**What you have to do:**
Pick out each line with the word "data" from the material that follows.

**Record set:**
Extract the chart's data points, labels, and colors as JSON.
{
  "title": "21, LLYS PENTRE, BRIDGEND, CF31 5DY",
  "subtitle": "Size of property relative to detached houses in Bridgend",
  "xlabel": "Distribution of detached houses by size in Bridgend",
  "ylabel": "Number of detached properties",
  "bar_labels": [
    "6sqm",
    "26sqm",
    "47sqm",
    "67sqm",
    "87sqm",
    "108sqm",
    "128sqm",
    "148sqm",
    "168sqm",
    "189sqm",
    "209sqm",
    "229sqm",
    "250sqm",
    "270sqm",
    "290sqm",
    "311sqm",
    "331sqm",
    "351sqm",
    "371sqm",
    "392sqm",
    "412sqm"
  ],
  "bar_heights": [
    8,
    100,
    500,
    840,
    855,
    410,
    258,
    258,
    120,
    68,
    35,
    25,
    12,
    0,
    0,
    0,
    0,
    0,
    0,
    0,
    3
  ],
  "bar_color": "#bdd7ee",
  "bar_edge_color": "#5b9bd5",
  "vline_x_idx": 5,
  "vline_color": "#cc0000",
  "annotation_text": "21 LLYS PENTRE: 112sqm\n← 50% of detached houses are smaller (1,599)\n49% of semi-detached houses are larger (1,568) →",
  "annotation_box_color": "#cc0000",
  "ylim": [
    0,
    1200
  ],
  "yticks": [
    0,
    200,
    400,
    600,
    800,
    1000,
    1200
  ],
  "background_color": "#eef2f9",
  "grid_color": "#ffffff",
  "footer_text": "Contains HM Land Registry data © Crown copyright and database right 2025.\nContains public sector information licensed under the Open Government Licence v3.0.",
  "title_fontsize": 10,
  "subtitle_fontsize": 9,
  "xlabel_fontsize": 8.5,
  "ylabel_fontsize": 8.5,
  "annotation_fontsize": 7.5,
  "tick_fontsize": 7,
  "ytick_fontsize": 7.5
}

**Exercise solution:**
Extract the chart's data points, labels, and colors as JSON.
  "footer_text": "Contains HM Land Registry data © Crown copyright and database right 2025.\nContains public sector information licensed under the Open Government Licence v3.0.",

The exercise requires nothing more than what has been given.